→ Your task: Please return the full listing below without altering anything.

→ Record excerpts:

□ □ □

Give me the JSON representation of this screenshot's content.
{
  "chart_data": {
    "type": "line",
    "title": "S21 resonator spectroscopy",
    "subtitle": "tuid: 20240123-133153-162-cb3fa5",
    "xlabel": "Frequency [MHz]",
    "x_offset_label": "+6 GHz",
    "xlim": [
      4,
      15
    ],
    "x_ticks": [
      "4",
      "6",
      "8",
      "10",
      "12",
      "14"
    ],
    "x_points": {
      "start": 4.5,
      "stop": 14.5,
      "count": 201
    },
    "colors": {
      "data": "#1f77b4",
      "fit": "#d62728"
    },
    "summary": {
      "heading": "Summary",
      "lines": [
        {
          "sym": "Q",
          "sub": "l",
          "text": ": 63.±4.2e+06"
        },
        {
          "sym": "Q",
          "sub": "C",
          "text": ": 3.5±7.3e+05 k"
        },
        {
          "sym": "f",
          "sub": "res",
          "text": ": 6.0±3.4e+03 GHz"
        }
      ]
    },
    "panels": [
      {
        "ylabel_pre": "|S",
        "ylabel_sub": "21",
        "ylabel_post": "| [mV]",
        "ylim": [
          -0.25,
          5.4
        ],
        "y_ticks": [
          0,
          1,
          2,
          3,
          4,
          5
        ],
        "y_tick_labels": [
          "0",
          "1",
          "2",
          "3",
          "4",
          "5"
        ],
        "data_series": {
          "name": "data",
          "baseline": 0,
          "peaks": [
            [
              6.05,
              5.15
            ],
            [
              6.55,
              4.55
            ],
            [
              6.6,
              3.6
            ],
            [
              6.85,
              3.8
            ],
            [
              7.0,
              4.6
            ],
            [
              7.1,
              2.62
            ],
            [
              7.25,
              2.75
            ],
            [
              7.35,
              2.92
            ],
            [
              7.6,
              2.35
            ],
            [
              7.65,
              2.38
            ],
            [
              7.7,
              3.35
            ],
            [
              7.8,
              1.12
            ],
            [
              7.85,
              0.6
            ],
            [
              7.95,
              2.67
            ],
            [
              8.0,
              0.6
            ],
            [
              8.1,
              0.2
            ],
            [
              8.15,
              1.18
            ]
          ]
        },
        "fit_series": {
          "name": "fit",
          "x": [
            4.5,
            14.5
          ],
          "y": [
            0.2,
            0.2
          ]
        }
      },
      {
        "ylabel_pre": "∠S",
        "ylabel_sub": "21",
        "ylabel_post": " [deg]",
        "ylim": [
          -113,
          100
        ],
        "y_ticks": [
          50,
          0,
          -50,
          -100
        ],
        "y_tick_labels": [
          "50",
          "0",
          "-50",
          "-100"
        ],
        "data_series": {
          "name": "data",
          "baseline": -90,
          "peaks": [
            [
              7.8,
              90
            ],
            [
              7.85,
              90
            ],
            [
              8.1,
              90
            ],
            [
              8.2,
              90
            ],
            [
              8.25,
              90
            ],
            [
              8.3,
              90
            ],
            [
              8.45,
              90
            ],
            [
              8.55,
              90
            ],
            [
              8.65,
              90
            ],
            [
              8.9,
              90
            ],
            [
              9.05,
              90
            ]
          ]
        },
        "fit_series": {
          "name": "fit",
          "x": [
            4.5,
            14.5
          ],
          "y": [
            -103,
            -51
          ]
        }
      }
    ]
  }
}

□ □ □

→ Answer to the problem:
Give me the JSON representation of this screenshot's content.
{
  "chart_data": {
    "type": "line",
    "title": "S21 resonator spectroscopy",
    "subtitle": "tuid: 20240123-133153-162-cb3fa5",
    "xlabel": "Frequency [MHz]",
    "x_offset_label": "+6 GHz",
    "xlim": [
      4,
      15
    ],
    "x_ticks": [
      "4",
      "6",
      "8",
      "10",
      "12",
      "14"
    ],
    "x_points": {
      "start": 4.5,
      "stop": 14.5,
      "count": 201
    },
    "colors": {
      "data": "#1f77b4",
      "fit": "#d62728"
    },
    "summary": {
      "heading": "Summary",
      "lines": [
        {
          "sym": "Q",
          "sub": "l",
          "text": ": 63.±4.2e+06"
        },
        {
          "sym": "Q",
          "sub": "C",
          "text": ": 3.5±7.3e+05 k"
        },
        {
          "sym": "f",
          "sub": "res",
          "text": ": 6.0±3.4e+03 GHz"
        }
      ]
    },
    "panels": [
      {
        "ylabel_pre": "|S",
        "ylabel_sub": "21",
        "ylabel_post": "| [mV]",
        "ylim": [
          -0.25,
          5.4
        ],
        "y_ticks": [
          0,
          1,
          2,
          3,
          4,
          5
        ],
        "y_tick_labels": [
          "0",
          "1",
          "2",
          "3",
          "4",
          "5"
        ],
        "data_series": {
          "name": "data",
          "baseline": 0,
          "peaks": [
            [
              6.05,
              5.15
            ],
            [
              6.55,
              4.55
            ],
            [
              6.6,
              3.6
            ],
            [
              6.85,
              3.8
            ],
            [
              7.0,
              4.6
            ],
            [
              7.1,
              2.62
            ],
            [
              7.25,
              2.75
            ],
            [
              7.35,
              2.92
            ],
            [
              7.6,
              2.35
            ],
            [
              7.65,
              2.38
            ],
            [
              7.7,
              3.35
            ],
            [
              7.8,
              1.12
            ],
            [
              7.85,
              0.6
            ],
            [
              7.95,
              2.67
            ],
            [
              8.0,
              0.6
            ],
            [
              8.1,
              0.2
            ],
            [
              8.15,
              1.18
            ]
          ]
        },
        "fit_series": {
          "name": "fit",
          "x": [
            4.5,
            14.5
          ],
          "y": [
            0.2,
            0.2
          ]
        }
      },
      {
        "ylabel_pre": "∠S",
        "ylabel_sub": "21",
        "ylabel_post": " [deg]",
        "ylim": [
          -113,
          100
        ],
        "y_ticks": [
          50,
          0,
          -50,
          -100
        ],
        "y_tick_labels": [
          "50",
          "0",
          "-50",
          "-100"
        ],
        "data_series": {
          "name": "data",
          "baseline": -90,
          "peaks": [
            [
              7.8,
              90
            ],
            [
              7.85,
              90
            ],
            [
              8.1,
              90
            ],
            [
              8.2,
              90
            ],
            [
              8.25,
              90
            ],
            [
              8.3,
              90
            ],
            [
              8.45,
              90
            ],
            [
              8.55,
              90
            ],
            [
              8.65,
              90
            ],
            [
              8.9,
              90
            ],
            [
              9.05,
              90
            ]
          ]
        },
        "fit_series": {
          "name": "fit",
          "x": [
            4.5,
            14.5
          ],
          "y": [
            -103,
            -51
          ]
        }
      }
    ]
  }
}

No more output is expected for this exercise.